* Begin Material supplied *
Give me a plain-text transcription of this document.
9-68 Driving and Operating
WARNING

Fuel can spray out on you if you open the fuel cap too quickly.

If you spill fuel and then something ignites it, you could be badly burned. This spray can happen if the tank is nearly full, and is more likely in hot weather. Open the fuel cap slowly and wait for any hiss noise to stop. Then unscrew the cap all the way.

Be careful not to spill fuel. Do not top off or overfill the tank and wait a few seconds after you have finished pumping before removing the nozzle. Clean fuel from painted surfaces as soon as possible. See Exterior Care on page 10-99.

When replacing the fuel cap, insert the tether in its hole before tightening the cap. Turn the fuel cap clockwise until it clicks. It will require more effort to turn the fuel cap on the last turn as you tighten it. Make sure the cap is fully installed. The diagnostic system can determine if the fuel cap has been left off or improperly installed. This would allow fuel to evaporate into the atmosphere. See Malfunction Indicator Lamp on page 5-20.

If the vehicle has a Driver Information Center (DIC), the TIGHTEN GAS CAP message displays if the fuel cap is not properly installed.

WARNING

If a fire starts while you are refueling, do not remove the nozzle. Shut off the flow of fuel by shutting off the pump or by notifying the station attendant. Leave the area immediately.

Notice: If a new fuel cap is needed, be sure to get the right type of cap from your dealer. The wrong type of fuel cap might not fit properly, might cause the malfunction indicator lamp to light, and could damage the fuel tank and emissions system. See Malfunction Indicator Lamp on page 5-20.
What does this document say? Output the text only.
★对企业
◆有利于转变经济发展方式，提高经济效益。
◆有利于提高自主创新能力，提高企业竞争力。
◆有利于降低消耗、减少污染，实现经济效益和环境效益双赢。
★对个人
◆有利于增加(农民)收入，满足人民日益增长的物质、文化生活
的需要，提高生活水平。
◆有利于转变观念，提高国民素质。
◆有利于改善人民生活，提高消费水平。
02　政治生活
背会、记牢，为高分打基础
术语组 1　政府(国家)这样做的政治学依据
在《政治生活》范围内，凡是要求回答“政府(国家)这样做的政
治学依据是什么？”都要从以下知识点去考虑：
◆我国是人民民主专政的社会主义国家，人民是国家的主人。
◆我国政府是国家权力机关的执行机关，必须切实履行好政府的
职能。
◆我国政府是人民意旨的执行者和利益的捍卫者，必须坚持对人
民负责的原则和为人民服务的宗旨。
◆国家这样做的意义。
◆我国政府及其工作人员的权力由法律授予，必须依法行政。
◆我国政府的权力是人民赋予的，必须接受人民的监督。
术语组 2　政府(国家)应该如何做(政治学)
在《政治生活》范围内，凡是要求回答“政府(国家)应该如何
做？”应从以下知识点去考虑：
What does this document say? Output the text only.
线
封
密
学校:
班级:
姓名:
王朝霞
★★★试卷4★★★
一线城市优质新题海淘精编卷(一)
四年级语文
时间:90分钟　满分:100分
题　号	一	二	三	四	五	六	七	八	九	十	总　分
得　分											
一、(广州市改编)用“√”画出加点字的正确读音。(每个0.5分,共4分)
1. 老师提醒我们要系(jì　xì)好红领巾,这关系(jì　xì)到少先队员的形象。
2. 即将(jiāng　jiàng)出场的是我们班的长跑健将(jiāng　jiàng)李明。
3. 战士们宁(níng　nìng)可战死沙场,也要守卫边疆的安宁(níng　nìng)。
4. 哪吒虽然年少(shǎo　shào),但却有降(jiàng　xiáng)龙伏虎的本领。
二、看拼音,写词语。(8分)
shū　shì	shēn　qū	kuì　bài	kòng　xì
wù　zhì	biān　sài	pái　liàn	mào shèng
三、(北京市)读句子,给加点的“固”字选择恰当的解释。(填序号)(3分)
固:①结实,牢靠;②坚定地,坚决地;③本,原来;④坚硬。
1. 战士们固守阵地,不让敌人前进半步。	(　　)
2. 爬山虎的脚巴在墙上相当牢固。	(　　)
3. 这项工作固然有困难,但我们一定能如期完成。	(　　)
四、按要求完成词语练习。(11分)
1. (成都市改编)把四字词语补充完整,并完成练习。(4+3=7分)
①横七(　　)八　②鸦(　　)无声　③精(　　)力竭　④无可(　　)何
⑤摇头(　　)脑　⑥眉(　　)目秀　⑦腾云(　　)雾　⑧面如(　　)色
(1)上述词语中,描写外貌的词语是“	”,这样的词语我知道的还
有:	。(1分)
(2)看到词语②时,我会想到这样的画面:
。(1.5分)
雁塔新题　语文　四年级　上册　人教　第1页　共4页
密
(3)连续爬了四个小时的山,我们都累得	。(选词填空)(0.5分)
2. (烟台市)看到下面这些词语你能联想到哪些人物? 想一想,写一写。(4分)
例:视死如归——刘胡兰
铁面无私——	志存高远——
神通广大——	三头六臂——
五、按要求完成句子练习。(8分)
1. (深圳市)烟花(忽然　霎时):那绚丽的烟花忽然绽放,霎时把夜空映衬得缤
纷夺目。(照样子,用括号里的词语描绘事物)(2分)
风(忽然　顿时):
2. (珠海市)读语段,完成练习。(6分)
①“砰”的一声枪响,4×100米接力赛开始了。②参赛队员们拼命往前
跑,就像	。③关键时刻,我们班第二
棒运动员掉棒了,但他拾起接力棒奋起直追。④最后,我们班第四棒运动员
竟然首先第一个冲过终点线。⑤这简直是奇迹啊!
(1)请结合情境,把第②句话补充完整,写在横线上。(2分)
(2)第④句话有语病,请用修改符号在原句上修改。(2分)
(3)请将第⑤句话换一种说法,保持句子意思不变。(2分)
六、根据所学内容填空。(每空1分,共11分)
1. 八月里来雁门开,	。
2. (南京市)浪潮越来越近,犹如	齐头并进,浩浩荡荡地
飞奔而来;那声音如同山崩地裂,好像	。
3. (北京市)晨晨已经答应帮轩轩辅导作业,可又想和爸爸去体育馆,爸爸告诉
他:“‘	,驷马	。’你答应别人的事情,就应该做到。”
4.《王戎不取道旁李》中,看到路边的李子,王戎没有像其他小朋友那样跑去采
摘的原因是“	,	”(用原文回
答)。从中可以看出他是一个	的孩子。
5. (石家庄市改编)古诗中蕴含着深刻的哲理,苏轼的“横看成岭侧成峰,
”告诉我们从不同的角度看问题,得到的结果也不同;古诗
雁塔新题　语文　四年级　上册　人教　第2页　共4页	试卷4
* End Material supplied *
Output the full listing without altering anything.

Give me a plain-text transcription of this document.
9-68 Driving and Operating
WARNING

Fuel can spray out on you if you open the fuel cap too quickly.

If you spill fuel and then something ignites it, you could be badly burned. This spray can happen if the tank is nearly full, and is more likely in hot weather. Open the fuel cap slowly and wait for any hiss noise to stop. Then unscrew the cap all the way.

Be careful not to spill fuel. Do not top off or overfill the tank and wait a few seconds after you have finished pumping before removing the nozzle. Clean fuel from painted surfaces as soon as possible. See Exterior Care on page 10-99.

When replacing the fuel cap, insert the tether in its hole before tightening the cap. Turn the fuel cap clockwise until it clicks. It will require more effort to turn the fuel cap on the last turn as you tighten it. Make sure the cap is fully installed. The diagnostic system can determine if the fuel cap has been left off or improperly installed. This would allow fuel to evaporate into the atmosphere. See Malfunction Indicator Lamp on page 5-20.

If the vehicle has a Driver Information Center (DIC), the TIGHTEN GAS CAP message displays if the fuel cap is not properly installed.

WARNING

If a fire starts while you are refueling, do not remove the nozzle. Shut off the flow of fuel by shutting off the pump or by notifying the station attendant. Leave the area immediately.

Notice: If a new fuel cap is needed, be sure to get the right type of cap from your dealer. The wrong type of fuel cap might not fit properly, might cause the malfunction indicator lamp to light, and could damage the fuel tank and emissions system. See Malfunction Indicator Lamp on page 5-20.
What does this document say? Output the text only.
★对企业
◆有利于转变经济发展方式，提高经济效益。
◆有利于提高自主创新能力，提高企业竞争力。
◆有利于降低消耗、减少污染，实现经济效益和环境效益双赢。
★对个人
◆有利于增加(农民)收入，满足人民日益增长的物质、文化生活
的需要，提高生活水平。
◆有利于转变观念，提高国民素质。
◆有利于改善人民生活，提高消费水平。
02　政治生活
背会、记牢，为高分打基础
术语组 1　政府(国家)这样做的政治学依据
在《政治生活》范围内，凡是要求回答“政府(国家)这样做的政
治学依据是什么？”都要从以下知识点去考虑：
◆我国是人民民主专政的社会主义国家，人民是国家的主人。
◆我国政府是国家权力机关的执行机关，必须切实履行好政府的
职能。
◆我国政府是人民意旨的执行者和利益的捍卫者，必须坚持对人
民负责的原则和为人民服务的宗旨。
◆国家这样做的意义。
◆我国政府及其工作人员的权力由法律授予，必须依法行政。
◆我国政府的权力是人民赋予的，必须接受人民的监督。
术语组 2　政府(国家)应该如何做(政治学)
在《政治生活》范围内，凡是要求回答“政府(国家)应该如何
做？”应从以下知识点去考虑：
What does this document say? Output the text only.
线
封
密
学校:
班级:
姓名:
王朝霞
★★★试卷4★★★
一线城市优质新题海淘精编卷(一)
四年级语文
时间:90分钟　满分:100分
题　号	一	二	三	四	五	六	七	八	九	十	总　分
得　分											
一、(广州市改编)用“√”画出加点字的正确读音。(每个0.5分,共4分)
1. 老师提醒我们要系(jì　xì)好红领巾,这关系(jì　xì)到少先队员的形象。
2. 即将(jiāng　jiàng)出场的是我们班的长跑健将(jiāng　jiàng)李明。
3. 战士们宁(níng　nìng)可战死沙场,也要守卫边疆的安宁(níng　nìng)。
4. 哪吒虽然年少(shǎo　shào),但却有降(jiàng　xiáng)龙伏虎的本领。
二、看拼音,写词语。(8分)
shū　shì	shēn　qū	kuì　bài	kòng　xì
wù　zhì	biān　sài	pái　liàn	mào shèng
三、(北京市)读句子,给加点的“固”字选择恰当的解释。(填序号)(3分)
固:①结实,牢靠;②坚定地,坚决地;③本,原来;④坚硬。
1. 战士们固守阵地,不让敌人前进半步。	(　　)
2. 爬山虎的脚巴在墙上相当牢固。	(　　)
3. 这项工作固然有困难,但我们一定能如期完成。	(　　)
四、按要求完成词语练习。(11分)
1. (成都市改编)把四字词语补充完整,并完成练习。(4+3=7分)
①横七(　　)八　②鸦(　　)无声　③精(　　)力竭　④无可(　　)何
⑤摇头(　　)脑　⑥眉(　　)目秀　⑦腾云(　　)雾　⑧面如(　　)色
(1)上述词语中,描写外貌的词语是“	”,这样的词语我知道的还
有:	。(1分)
(2)看到词语②时,我会想到这样的画面:
。(1.5分)
雁塔新题　语文　四年级　上册　人教　第1页　共4页
密
(3)连续爬了四个小时的山,我们都累得	。(选词填空)(0.5分)
2. (烟台市)看到下面这些词语你能联想到哪些人物? 想一想,写一写。(4分)
例:视死如归——刘胡兰
铁面无私——	志存高远——
神通广大——	三头六臂——
五、按要求完成句子练习。(8分)
1. (深圳市)烟花(忽然　霎时):那绚丽的烟花忽然绽放,霎时把夜空映衬得缤
纷夺目。(照样子,用括号里的词语描绘事物)(2分)
风(忽然　顿时):
2. (珠海市)读语段,完成练习。(6分)
①“砰”的一声枪响,4×100米接力赛开始了。②参赛队员们拼命往前
跑,就像	。③关键时刻,我们班第二
棒运动员掉棒了,但他拾起接力棒奋起直追。④最后,我们班第四棒运动员
竟然首先第一个冲过终点线。⑤这简直是奇迹啊!
(1)请结合情境,把第②句话补充完整,写在横线上。(2分)
(2)第④句话有语病,请用修改符号在原句上修改。(2分)
(3)请将第⑤句话换一种说法,保持句子意思不变。(2分)
六、根据所学内容填空。(每空1分,共11分)
1. 八月里来雁门开,	。
2. (南京市)浪潮越来越近,犹如	齐头并进,浩浩荡荡地
飞奔而来;那声音如同山崩地裂,好像	。
3. (北京市)晨晨已经答应帮轩轩辅导作业,可又想和爸爸去体育馆,爸爸告诉
他:“‘	,驷马	。’你答应别人的事情,就应该做到。”
4.《王戎不取道旁李》中,看到路边的李子,王戎没有像其他小朋友那样跑去采
摘的原因是“	,	”(用原文回
答)。从中可以看出他是一个	的孩子。
5. (石家庄市改编)古诗中蕴含着深刻的哲理,苏轼的“横看成岭侧成峰,
”告诉我们从不同的角度看问题,得到的结果也不同;古诗
雁塔新题　语文　四年级　上册　人教　第2页　共4页	试卷4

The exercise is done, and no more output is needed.